## start

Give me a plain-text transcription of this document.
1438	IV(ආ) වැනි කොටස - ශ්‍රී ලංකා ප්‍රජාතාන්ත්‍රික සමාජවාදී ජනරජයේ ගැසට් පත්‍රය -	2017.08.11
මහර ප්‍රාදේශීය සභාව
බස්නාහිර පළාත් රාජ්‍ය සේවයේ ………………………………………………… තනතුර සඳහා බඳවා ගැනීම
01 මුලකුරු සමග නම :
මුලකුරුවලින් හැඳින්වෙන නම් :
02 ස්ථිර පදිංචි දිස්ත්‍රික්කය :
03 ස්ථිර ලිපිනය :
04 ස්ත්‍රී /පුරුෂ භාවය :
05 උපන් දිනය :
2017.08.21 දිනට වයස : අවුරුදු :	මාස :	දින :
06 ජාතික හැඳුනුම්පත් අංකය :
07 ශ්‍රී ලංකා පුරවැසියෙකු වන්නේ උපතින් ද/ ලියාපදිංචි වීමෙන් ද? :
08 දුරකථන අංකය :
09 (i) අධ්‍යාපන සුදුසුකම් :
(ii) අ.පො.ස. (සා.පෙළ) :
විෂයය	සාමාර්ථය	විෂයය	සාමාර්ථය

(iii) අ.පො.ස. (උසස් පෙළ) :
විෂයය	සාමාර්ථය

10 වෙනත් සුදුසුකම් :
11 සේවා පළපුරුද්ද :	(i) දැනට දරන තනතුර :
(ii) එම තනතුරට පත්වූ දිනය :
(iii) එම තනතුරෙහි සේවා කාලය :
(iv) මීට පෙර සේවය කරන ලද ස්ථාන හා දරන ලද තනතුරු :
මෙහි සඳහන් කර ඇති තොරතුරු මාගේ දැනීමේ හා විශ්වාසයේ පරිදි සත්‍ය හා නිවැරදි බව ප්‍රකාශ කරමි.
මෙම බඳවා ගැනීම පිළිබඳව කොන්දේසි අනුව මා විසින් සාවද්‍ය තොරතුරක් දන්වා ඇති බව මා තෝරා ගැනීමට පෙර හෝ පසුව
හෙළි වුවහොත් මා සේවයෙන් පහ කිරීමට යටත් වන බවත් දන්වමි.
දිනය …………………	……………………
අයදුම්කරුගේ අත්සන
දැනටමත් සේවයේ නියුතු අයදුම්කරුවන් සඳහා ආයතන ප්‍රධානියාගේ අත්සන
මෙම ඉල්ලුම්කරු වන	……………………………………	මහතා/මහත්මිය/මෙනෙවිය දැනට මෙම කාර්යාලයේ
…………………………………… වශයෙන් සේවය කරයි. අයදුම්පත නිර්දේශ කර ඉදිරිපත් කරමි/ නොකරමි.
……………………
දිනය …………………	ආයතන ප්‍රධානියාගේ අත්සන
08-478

## end

What is asked: Locate all lines in the listing above with the word "ආයතන". Copy them.

Response below:
දැනටමත් සේවයේ නියුතු අයදුම්කරුවන් සඳහා ආයතන ප්‍රධානියාගේ අත්සන
දිනය …………………	ආයතන ප්‍රධානියාගේ අත්සන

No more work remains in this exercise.